Given request :: Quote the records beneath, complete and exact. Leave out images.

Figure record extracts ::
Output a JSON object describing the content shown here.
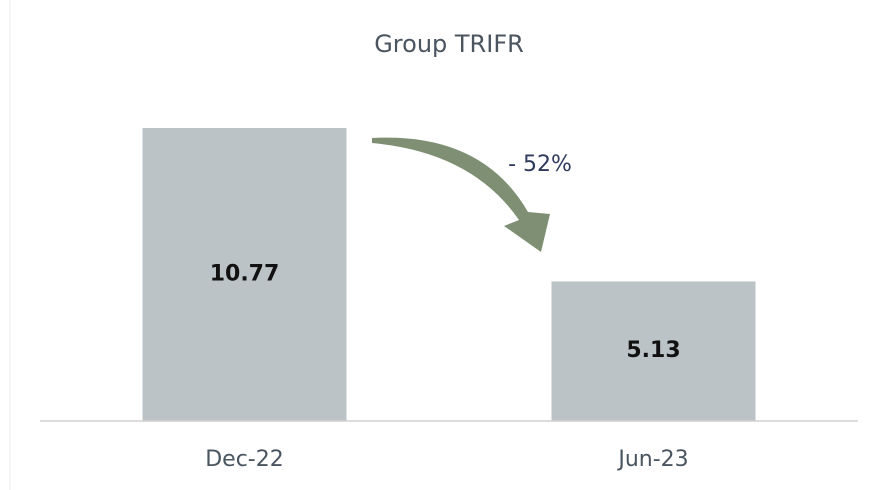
{
  "chart_data": {
    "type": "bar",
    "title": "Group TRIFR",
    "categories": [
      "Dec-22",
      "Jun-23"
    ],
    "values": [
      10.77,
      5.13
    ],
    "color": "#bcc3c7",
    "annotation": "- 52%"
  }
}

Problem solution ::
Output a JSON object describing the content shown here.
{
  "chart_data": {
    "type": "bar",
    "title": "Group TRIFR",
    "categories": [
      "Dec-22",
      "Jun-23"
    ],
    "values": [
      10.77,
      5.13
    ],
    "color": "#bcc3c7",
    "annotation": "- 52%"
  }
}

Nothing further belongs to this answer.